# Raw records:
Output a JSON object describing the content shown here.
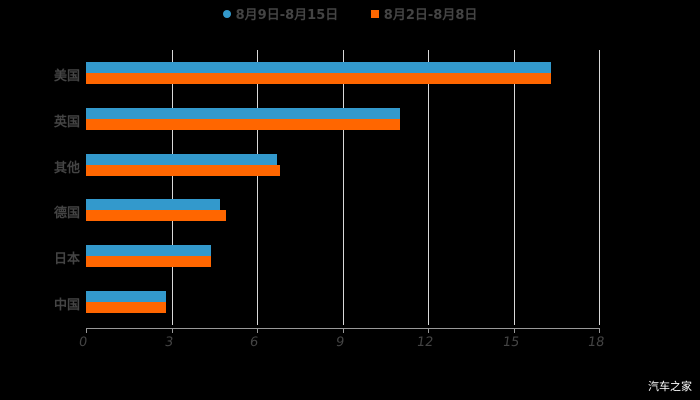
{
  "legend": [
    {
      "label": "8月9日-8月15日",
      "color": "#3399CC",
      "shape": "circle"
    },
    {
      "label": "8月2日-8月8日",
      "color": "#FF6600",
      "shape": "square"
    }
  ],
  "axis": {
    "ticks": [
      "0",
      "3",
      "6",
      "9",
      "12",
      "15",
      "18"
    ]
  },
  "categories": [
    "美国",
    "英国",
    "其他",
    "德国",
    "日本",
    "中国"
  ],
  "watermark": "汽车之家",
  "chart_data": {
    "type": "bar",
    "orientation": "horizontal",
    "title": "",
    "categories": [
      "美国",
      "英国",
      "其他",
      "德国",
      "日本",
      "中国"
    ],
    "series": [
      {
        "name": "8月9日-8月15日",
        "color": "#3399CC",
        "values": [
          16.3,
          11.0,
          6.7,
          4.7,
          4.4,
          2.8
        ]
      },
      {
        "name": "8月2日-8月8日",
        "color": "#FF6600",
        "values": [
          16.3,
          11.0,
          6.8,
          4.9,
          4.4,
          2.8
        ]
      }
    ],
    "xlabel": "",
    "ylabel": "",
    "xlim": [
      0,
      18
    ],
    "xticks": [
      0,
      3,
      6,
      9,
      12,
      15,
      18
    ],
    "grid": true,
    "legend_position": "top"
  }
}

# Written instruction:
Write out the entries above word for word. Do not include the pictures.

# Task solution:
Output a JSON object describing the content shown here.
{
  "legend": [
    {
      "label": "8月9日-8月15日",
      "color": "#3399CC",
      "shape": "circle"
    },
    {
      "label": "8月2日-8月8日",
      "color": "#FF6600",
      "shape": "square"
    }
  ],
  "axis": {
    "ticks": [
      "0",
      "3",
      "6",
      "9",
      "12",
      "15",
      "18"
    ]
  },
  "categories": [
    "美国",
    "英国",
    "其他",
    "德国",
    "日本",
    "中国"
  ],
  "watermark": "汽车之家",
  "chart_data": {
    "type": "bar",
    "orientation": "horizontal",
    "title": "",
    "categories": [
      "美国",
      "英国",
      "其他",
      "德国",
      "日本",
      "中国"
    ],
    "series": [
      {
        "name": "8月9日-8月15日",
        "color": "#3399CC",
        "values": [
          16.3,
          11.0,
          6.7,
          4.7,
          4.4,
          2.8
        ]
      },
      {
        "name": "8月2日-8月8日",
        "color": "#FF6600",
        "values": [
          16.3,
          11.0,
          6.8,
          4.9,
          4.4,
          2.8
        ]
      }
    ],
    "xlabel": "",
    "ylabel": "",
    "xlim": [
      0,
      18
    ],
    "xticks": [
      0,
      3,
      6,
      9,
      12,
      15,
      18
    ],
    "grid": true,
    "legend_position": "top"
  }
}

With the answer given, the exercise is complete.